• **WORK TO BE COMPLETED**
In the entries that follow, find the word "used" and report each line it is on.

• **DATASET ENTRIES**
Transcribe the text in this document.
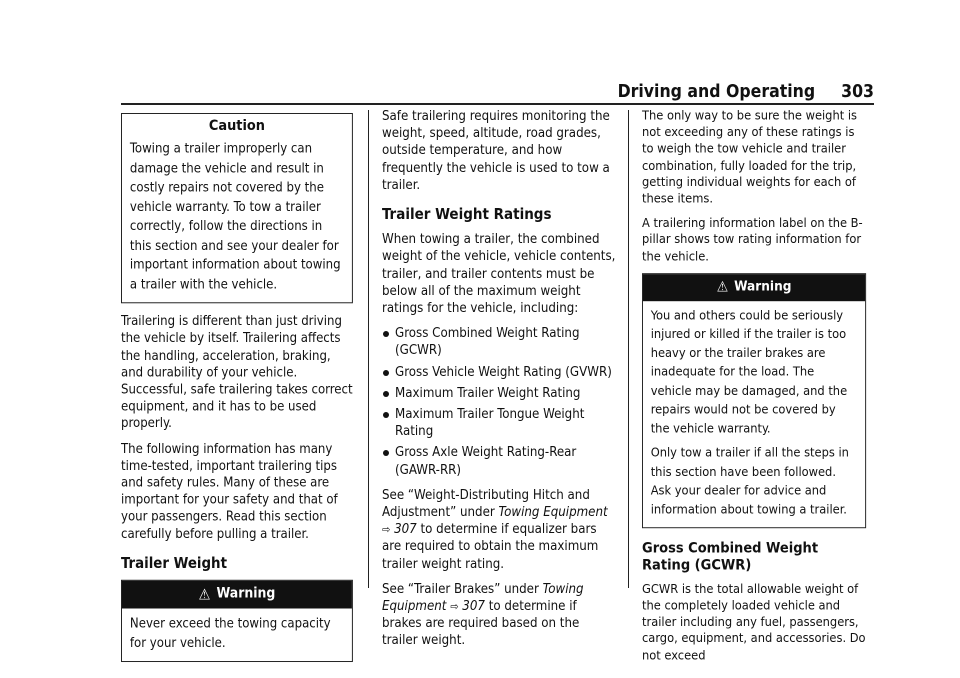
Driving and Operating 303
Caution
Towing a trailer improperly can damage the vehicle and result in costly repairs not covered by the vehicle warranty. To tow a trailer correctly, follow the directions in this section and see your dealer for important information about towing a trailer with the vehicle.

Trailering is different than just driving the vehicle by itself. Trailering affects the handling, acceleration, braking, and durability of your vehicle. Successful, safe trailering takes correct equipment, and it has to be used properly.

The following information has many time-tested, important trailering tips and safety rules. Many of these are important for your safety and that of your passengers. Read this section carefully before pulling a trailer.

Trailer Weight
⚠ Warning
Never exceed the towing capacity for your vehicle.

Safe trailering requires monitoring the weight, speed, altitude, road grades, outside temperature, and how frequently the vehicle is used to tow a trailer.

Trailer Weight Ratings

When towing a trailer, the combined weight of the vehicle, vehicle contents, trailer, and trailer contents must be below all of the maximum weight ratings for the vehicle, including:

Gross Combined Weight Rating (GCWR)
Gross Vehicle Weight Rating (GVWR)
Maximum Trailer Weight Rating
Maximum Trailer Tongue Weight Rating
Gross Axle Weight Rating-Rear (GAWR-RR)

See “Weight-Distributing Hitch and Adjustment” under Towing Equipment ⇨ 307 to determine if equalizer bars are required to obtain the maximum trailer weight rating.

See “Trailer Brakes” under Towing Equipment ⇨ 307 to determine if brakes are required based on the trailer weight.

The only way to be sure the weight is not exceeding any of these ratings is to weigh the tow vehicle and trailer combination, fully loaded for the trip, getting individual weights for each of these items.

A trailering information label on the B-pillar shows tow rating information for the vehicle.

⚠ Warning

You and others could be seriously injured or killed if the trailer is too heavy or the trailer brakes are inadequate for the load. The vehicle may be damaged, and the repairs would not be covered by the vehicle warranty.

Only tow a trailer if all the steps in this section have been followed. Ask your dealer for advice and information about towing a trailer.

Gross Combined Weight Rating (GCWR)

GCWR is the total allowable weight of the completely loaded vehicle and trailer including any fuel, passengers, cargo, equipment, and accessories. Do not exceed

• **COMPLETED TASK**
Trailering is different than just driving the vehicle by itself. Trailering affects the handling, acceleration, braking, and durability of your vehicle. Successful, safe trailering takes correct equipment, and it has to be used properly.
Safe trailering requires monitoring the weight, speed, altitude, road grades, outside temperature, and how frequently the vehicle is used to tow a trailer.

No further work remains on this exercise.